[Opening ENTRIES SHOWN section]
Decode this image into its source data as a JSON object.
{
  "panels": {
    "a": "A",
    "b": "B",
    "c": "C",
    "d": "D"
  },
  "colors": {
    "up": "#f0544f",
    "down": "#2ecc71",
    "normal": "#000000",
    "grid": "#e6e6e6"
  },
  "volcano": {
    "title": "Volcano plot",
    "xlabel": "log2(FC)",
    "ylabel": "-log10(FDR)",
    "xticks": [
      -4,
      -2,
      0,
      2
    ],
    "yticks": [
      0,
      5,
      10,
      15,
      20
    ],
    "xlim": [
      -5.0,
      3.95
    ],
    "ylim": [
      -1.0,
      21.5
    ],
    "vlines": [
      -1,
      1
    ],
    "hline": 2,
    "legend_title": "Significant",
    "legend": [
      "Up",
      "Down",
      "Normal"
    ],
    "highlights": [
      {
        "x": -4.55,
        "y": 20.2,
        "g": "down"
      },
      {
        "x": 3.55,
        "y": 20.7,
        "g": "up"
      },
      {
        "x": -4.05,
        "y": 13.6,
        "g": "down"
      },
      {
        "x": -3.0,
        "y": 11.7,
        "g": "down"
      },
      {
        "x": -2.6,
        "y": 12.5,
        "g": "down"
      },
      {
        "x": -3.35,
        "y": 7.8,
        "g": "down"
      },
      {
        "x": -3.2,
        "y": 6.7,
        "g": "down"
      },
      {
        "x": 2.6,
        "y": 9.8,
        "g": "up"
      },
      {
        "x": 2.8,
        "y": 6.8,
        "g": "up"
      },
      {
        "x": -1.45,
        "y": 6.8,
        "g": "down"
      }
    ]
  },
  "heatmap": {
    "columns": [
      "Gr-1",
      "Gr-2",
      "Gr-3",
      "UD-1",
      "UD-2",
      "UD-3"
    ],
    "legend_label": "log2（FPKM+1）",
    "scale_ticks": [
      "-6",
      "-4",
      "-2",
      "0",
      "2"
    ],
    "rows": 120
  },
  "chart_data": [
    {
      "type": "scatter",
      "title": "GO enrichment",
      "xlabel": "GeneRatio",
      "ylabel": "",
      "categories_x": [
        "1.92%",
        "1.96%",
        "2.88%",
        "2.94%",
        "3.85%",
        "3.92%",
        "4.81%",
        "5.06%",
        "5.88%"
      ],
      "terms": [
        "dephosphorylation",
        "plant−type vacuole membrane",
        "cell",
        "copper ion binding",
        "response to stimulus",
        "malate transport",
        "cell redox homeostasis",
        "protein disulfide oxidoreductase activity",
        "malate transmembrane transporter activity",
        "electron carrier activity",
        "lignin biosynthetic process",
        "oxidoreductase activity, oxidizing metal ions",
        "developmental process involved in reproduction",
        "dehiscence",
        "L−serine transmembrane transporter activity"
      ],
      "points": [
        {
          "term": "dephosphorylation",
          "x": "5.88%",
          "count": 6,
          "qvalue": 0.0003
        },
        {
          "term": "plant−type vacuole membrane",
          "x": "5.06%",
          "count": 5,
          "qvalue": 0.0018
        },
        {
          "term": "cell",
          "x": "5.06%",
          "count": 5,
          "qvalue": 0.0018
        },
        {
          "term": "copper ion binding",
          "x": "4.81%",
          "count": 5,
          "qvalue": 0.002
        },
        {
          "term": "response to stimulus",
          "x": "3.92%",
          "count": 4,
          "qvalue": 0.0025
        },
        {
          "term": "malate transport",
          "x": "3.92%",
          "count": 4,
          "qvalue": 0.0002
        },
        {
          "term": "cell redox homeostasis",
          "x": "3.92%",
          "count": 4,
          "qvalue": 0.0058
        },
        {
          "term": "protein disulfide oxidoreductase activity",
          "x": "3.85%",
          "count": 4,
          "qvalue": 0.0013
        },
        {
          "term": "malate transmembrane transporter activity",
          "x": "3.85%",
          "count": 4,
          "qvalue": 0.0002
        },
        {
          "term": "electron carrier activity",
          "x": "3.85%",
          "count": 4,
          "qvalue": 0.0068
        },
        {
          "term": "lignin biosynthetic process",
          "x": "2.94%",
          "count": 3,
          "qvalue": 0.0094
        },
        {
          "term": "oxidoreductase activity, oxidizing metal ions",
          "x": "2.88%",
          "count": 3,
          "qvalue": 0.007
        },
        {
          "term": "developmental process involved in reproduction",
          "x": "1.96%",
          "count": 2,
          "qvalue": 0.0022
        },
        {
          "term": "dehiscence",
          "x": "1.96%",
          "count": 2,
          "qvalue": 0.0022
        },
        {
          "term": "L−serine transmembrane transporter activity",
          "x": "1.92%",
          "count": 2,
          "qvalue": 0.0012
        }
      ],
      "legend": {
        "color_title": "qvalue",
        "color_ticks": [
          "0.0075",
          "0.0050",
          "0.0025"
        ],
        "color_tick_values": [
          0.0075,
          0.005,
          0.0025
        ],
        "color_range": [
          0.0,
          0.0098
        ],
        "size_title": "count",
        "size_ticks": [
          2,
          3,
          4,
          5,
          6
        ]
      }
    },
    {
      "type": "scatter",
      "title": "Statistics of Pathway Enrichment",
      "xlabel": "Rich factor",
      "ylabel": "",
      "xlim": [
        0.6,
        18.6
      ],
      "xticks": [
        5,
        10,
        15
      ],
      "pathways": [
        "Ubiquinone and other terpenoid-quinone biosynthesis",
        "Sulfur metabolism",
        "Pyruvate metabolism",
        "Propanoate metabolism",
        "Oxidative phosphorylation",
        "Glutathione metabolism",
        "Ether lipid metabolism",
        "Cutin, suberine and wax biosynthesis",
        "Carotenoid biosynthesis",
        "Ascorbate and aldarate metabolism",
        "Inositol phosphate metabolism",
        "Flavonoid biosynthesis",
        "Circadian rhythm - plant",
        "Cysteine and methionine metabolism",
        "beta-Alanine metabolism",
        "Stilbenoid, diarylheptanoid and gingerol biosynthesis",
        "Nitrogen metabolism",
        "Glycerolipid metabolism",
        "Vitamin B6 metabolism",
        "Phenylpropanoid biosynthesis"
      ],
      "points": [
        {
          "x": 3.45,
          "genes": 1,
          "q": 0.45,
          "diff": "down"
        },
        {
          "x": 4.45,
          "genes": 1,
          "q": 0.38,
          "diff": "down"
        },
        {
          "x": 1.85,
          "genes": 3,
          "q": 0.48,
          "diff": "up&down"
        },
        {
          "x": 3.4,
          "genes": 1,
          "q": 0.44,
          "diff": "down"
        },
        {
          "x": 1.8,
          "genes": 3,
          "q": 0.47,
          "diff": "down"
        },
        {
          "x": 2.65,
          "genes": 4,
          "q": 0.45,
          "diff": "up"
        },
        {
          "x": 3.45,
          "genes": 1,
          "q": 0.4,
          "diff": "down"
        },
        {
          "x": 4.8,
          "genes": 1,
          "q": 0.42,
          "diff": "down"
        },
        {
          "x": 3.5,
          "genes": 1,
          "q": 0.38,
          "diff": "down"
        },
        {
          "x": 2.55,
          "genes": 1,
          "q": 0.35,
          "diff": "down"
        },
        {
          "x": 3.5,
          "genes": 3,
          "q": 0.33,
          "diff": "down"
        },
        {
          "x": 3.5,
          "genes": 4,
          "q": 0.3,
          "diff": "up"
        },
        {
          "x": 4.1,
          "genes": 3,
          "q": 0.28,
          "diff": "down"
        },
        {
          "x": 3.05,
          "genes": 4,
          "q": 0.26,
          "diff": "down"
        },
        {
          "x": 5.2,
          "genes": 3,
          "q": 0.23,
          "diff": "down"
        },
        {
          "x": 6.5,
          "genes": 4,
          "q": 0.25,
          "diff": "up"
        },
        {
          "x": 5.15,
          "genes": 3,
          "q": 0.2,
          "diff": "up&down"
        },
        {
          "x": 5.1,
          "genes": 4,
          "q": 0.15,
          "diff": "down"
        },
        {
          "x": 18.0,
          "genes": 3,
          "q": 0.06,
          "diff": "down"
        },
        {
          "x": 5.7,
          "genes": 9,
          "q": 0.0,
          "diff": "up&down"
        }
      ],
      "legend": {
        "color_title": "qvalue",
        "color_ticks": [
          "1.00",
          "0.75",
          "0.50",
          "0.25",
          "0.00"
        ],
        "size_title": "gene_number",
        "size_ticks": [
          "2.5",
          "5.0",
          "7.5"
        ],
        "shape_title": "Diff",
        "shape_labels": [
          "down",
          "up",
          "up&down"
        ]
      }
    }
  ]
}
[Closing ENTRIES SHOWN section]
WORK TASK ->
To answer, state the number of lines in the records holding the string "redox", and leave out everything else.

RESULT FOR THIS EXERCISE ->
2